Figure content listings
<<<<
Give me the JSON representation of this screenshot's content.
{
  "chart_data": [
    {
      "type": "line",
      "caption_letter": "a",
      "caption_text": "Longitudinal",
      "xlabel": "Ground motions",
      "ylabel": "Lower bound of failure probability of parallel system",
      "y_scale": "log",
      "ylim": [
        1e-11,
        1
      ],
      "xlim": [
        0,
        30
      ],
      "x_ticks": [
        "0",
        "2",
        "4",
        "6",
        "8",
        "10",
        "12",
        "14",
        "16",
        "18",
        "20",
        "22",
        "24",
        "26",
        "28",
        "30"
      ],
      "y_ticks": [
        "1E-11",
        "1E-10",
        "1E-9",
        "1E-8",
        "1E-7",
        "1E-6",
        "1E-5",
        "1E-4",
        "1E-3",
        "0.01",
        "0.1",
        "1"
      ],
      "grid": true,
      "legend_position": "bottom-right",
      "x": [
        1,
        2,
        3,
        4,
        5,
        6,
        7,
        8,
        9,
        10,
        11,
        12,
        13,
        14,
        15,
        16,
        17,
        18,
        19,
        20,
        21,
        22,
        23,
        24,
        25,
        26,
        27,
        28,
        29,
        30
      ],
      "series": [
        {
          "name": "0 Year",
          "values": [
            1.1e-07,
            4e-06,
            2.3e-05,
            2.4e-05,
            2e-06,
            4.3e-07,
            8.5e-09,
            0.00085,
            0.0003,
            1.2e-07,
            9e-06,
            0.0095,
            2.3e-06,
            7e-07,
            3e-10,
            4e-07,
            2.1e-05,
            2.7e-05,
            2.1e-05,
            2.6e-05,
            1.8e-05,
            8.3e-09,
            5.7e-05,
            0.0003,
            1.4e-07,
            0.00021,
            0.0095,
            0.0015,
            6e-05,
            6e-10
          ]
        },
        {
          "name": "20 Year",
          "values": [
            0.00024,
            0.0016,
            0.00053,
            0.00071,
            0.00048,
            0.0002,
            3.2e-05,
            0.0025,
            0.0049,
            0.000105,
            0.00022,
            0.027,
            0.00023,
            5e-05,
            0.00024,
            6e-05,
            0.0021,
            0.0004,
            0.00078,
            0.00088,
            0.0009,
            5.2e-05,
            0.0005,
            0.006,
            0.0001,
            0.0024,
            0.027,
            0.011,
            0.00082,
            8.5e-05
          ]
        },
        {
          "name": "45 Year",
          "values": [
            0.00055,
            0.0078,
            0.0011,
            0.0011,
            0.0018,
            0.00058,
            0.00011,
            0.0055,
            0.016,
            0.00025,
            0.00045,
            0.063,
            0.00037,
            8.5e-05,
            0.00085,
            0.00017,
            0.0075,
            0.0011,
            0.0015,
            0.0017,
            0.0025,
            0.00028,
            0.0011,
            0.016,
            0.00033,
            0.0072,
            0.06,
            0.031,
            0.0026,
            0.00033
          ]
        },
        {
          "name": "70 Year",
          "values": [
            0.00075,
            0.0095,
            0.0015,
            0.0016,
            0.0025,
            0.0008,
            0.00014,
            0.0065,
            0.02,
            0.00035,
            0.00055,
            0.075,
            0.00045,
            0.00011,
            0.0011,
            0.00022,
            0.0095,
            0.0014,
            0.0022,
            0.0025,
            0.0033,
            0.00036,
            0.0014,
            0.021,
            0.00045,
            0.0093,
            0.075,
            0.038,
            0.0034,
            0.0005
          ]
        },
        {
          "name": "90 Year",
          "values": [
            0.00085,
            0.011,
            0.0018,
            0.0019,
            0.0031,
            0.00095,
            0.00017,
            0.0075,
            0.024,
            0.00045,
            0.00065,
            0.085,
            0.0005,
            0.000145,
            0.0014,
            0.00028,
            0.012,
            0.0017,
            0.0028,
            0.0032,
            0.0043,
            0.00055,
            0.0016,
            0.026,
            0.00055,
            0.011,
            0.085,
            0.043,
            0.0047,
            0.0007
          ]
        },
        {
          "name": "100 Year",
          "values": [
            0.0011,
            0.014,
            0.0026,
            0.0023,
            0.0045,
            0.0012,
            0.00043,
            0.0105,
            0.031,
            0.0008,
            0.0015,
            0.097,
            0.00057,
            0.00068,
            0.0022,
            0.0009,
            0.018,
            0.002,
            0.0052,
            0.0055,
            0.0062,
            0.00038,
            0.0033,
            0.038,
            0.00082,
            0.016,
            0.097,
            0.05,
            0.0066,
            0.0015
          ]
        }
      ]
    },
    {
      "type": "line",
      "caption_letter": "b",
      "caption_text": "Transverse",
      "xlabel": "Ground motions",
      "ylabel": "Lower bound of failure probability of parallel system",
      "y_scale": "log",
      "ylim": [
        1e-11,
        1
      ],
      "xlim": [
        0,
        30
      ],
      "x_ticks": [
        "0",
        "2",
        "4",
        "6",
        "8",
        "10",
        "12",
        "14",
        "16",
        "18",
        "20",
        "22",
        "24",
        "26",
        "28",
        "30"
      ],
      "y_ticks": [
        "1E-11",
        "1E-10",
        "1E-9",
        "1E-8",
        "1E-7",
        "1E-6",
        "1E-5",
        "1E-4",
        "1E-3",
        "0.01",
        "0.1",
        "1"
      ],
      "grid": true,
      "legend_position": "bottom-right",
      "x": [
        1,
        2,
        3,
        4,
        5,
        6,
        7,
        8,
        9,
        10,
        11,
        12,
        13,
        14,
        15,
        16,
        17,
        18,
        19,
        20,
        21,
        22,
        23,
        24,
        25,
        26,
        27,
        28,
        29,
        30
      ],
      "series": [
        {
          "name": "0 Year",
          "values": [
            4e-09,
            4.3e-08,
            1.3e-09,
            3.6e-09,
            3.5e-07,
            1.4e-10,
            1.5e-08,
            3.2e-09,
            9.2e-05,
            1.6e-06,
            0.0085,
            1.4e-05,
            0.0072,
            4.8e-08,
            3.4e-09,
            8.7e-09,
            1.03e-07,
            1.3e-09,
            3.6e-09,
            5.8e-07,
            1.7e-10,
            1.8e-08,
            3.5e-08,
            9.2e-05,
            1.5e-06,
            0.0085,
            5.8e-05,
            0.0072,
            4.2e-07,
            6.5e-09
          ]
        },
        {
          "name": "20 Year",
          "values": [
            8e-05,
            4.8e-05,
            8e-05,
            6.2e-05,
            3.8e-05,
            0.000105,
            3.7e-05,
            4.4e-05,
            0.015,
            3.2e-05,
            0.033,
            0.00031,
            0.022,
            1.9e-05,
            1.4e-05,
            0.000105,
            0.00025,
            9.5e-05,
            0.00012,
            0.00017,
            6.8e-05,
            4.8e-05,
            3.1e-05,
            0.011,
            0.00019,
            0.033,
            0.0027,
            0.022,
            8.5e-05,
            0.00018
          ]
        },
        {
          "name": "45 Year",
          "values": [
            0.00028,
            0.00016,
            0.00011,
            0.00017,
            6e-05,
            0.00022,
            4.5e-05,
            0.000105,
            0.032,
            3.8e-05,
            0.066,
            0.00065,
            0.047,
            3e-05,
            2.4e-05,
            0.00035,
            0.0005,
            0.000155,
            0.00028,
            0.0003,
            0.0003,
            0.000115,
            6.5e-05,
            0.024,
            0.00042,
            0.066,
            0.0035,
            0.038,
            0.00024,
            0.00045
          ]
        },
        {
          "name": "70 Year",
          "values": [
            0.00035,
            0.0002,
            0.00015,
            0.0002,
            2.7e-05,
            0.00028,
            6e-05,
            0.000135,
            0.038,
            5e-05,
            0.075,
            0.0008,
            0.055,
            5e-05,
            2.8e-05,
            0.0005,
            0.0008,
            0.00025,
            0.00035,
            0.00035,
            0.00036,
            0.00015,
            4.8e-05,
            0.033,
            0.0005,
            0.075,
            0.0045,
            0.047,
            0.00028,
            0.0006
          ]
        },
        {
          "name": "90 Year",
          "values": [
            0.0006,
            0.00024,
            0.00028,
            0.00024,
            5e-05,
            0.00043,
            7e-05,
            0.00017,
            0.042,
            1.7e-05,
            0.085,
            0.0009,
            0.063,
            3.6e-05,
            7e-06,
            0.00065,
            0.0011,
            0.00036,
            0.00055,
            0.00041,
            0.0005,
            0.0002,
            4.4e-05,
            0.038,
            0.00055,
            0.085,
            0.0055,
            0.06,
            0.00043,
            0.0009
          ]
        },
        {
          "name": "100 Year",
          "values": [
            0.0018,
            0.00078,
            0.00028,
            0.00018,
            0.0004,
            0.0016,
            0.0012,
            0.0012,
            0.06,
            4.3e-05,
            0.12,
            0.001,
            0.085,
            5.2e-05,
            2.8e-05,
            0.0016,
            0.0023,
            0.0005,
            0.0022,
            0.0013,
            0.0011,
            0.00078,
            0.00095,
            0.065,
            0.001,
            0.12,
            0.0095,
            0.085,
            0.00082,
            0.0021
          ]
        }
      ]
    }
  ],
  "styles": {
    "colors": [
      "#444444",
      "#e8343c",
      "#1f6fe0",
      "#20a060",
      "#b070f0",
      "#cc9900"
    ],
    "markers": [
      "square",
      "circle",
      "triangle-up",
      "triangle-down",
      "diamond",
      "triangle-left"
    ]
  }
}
>>>>
Using the records above, find and show each line with the string "triangle".

      "triangle-up",
      "triangle-down",
      "triangle-left"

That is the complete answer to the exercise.